<<<<

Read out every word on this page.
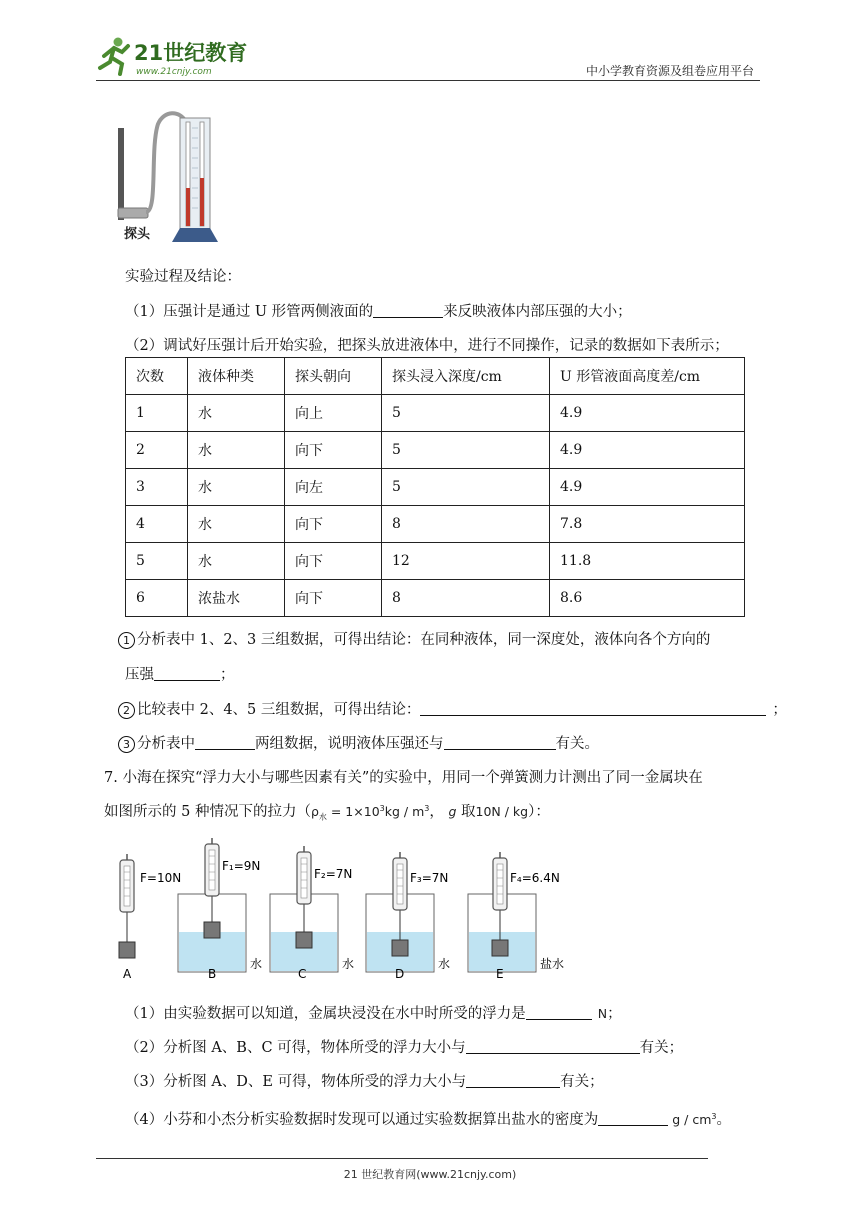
21世纪教育
www.21cnjy.com	中小学教育资源及组卷应用平台
探头
实验过程及结论：
（1）压强计是通过 U 形管两侧液面的	来反映液体内部压强的大小；
（2）调试好压强计后开始实验，把探头放进液体中，进行不同操作，记录的数据如下表所示；
次数	液体种类	探头朝向	探头浸入深度/cm	U 形管液面高度差/cm
1	水	向上	5	4.9
2	水	向下	5	4.9
3	水	向左	5	4.9
4	水	向下	8	7.8
5	水	向下	12	11.8
6	浓盐水	向下	8	8.6
1 分析表中 1、2、3 三组数据，可得出结论：在同种液体，同一深度处，液体向各个方向的
压强	；
2 比较表中 2、4、5 三组数据，可得出结论：	；
3 分析表中	两组数据，说明液体压强还与	有关。
7. 小海在探究“浮力大小与哪些因素有关”的实验中，用同一个弹簧测力计测出了同一金属块在
如图所示的 5 种情况下的拉力（$\rho_水 = 1\times 10^3kg / m^3$， g 取10N / kg）：
F=10N
A
F₁=9N
水
B
F₂=7N
水
C
F₃=7N
水
D
F₄=6.4N
盐水
E
（1）由实验数据可以知道，金属块浸没在水中时所受的浮力是	N；
（2）分析图 A、B、C 可得，物体所受的浮力大小与	有关；
（3）分析图 A、D、E 可得，物体所受的浮力大小与	有关；
（4）小芬和小杰分析实验数据时发现可以通过实验数据算出盐水的密度为	g / $cm^3$。
21 世纪教育网(www.21cnjy.com)
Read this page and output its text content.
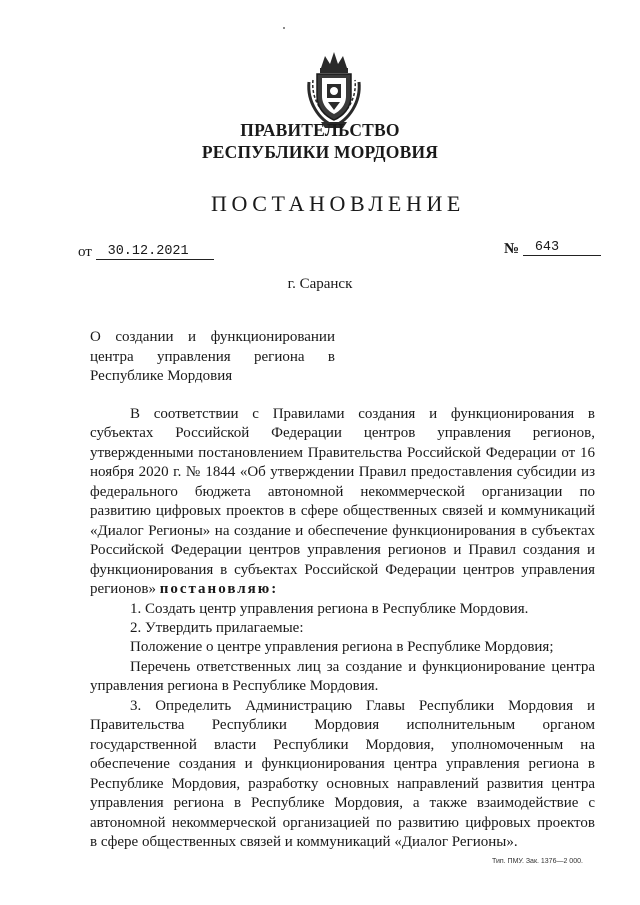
ПРАВИТЕЛЬСТВО
РЕСПУБЛИКИ МОРДОВИЯ
ПОСТАНОВЛЕНИЕ
от 30.12.2021	№ 643
г. Саранск
О создании и функционировании
центра управления региона в
Республике Мордовия
В соответствии с Правилами создания и функционирования в
субъектах Российской Федерации центров управления регионов,
утвержденными постановлением Правительства Российской Федерации от 16
ноября 2020 г. № 1844 «Об утверждении Правил предоставления субсидии из
федерального бюджета автономной некоммерческой организации по
развитию цифровых проектов в сфере общественных связей и коммуникаций
«Диалог Регионы» на создание и обеспечение функционирования в субъектах
Российской Федерации центров управления регионов и Правил создания и
функционирования в субъектах Российской Федерации центров управления
регионов» постановляю:
1. Создать центр управления региона в Республике Мордовия.
2. Утвердить прилагаемые:
Положение о центре управления региона в Республике Мордовия;
Перечень ответственных лиц за создание и функционирование центра
управления региона в Республике Мордовия.
3. Определить Администрацию Главы Республики Мордовия и
Правительства Республики Мордовия исполнительным органом
государственной власти Республики Мордовия, уполномоченным на
обеспечение создания и функционирования центра управления региона в
Республике Мордовия, разработку основных направлений развития центра
управления региона в Республике Мордовия, а также взаимодействие с
автономной некоммерческой организацией по развитию цифровых проектов
в сфере общественных связей и коммуникаций «Диалог Регионы».
Тип. ПМУ. Зак. 1376—2 000.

>>>>

**WRITTEN TASK**
Leave out the pictures and give the listing above again exactly.

**OUTPUT FOR THIS TASK**
Read out every word on this page.
21世纪教育
www.21cnjy.com	中小学教育资源及组卷应用平台
探头
实验过程及结论：
（1）压强计是通过 U 形管两侧液面的	来反映液体内部压强的大小；
（2）调试好压强计后开始实验，把探头放进液体中，进行不同操作，记录的数据如下表所示；
次数	液体种类	探头朝向	探头浸入深度/cm	U 形管液面高度差/cm
1	水	向上	5	4.9
2	水	向下	5	4.9
3	水	向左	5	4.9
4	水	向下	8	7.8
5	水	向下	12	11.8
6	浓盐水	向下	8	8.6
1 分析表中 1、2、3 三组数据，可得出结论：在同种液体，同一深度处，液体向各个方向的
压强	；
2 比较表中 2、4、5 三组数据，可得出结论：	；
3 分析表中	两组数据，说明液体压强还与	有关。
7. 小海在探究“浮力大小与哪些因素有关”的实验中，用同一个弹簧测力计测出了同一金属块在
如图所示的 5 种情况下的拉力（$\rho_水 = 1\times 10^3kg / m^3$， g 取10N / kg）：
F=10N
A
F₁=9N
水
B
F₂=7N
水
C
F₃=7N
水
D
F₄=6.4N
盐水
E
（1）由实验数据可以知道，金属块浸没在水中时所受的浮力是	N；
（2）分析图 A、B、C 可得，物体所受的浮力大小与	有关；
（3）分析图 A、D、E 可得，物体所受的浮力大小与	有关；
（4）小芬和小杰分析实验数据时发现可以通过实验数据算出盐水的密度为	g / $cm^3$。
21 世纪教育网(www.21cnjy.com)
Read this page and output its text content.
ПРАВИТЕЛЬСТВО
РЕСПУБЛИКИ МОРДОВИЯ
ПОСТАНОВЛЕНИЕ
от 30.12.2021	№ 643
г. Саранск
О создании и функционировании
центра управления региона в
Республике Мордовия
В соответствии с Правилами создания и функционирования в
субъектах Российской Федерации центров управления регионов,
утвержденными постановлением Правительства Российской Федерации от 16
ноября 2020 г. № 1844 «Об утверждении Правил предоставления субсидии из
федерального бюджета автономной некоммерческой организации по
развитию цифровых проектов в сфере общественных связей и коммуникаций
«Диалог Регионы» на создание и обеспечение функционирования в субъектах
Российской Федерации центров управления регионов и Правил создания и
функционирования в субъектах Российской Федерации центров управления
регионов» постановляю:
1. Создать центр управления региона в Республике Мордовия.
2. Утвердить прилагаемые:
Положение о центре управления региона в Республике Мордовия;
Перечень ответственных лиц за создание и функционирование центра
управления региона в Республике Мордовия.
3. Определить Администрацию Главы Республики Мордовия и
Правительства Республики Мордовия исполнительным органом
государственной власти Республики Мордовия, уполномоченным на
обеспечение создания и функционирования центра управления региона в
Республике Мордовия, разработку основных направлений развития центра
управления региона в Республике Мордовия, а также взаимодействие с
автономной некоммерческой организацией по развитию цифровых проектов
в сфере общественных связей и коммуникаций «Диалог Регионы».
Тип. ПМУ. Зак. 1376—2 000.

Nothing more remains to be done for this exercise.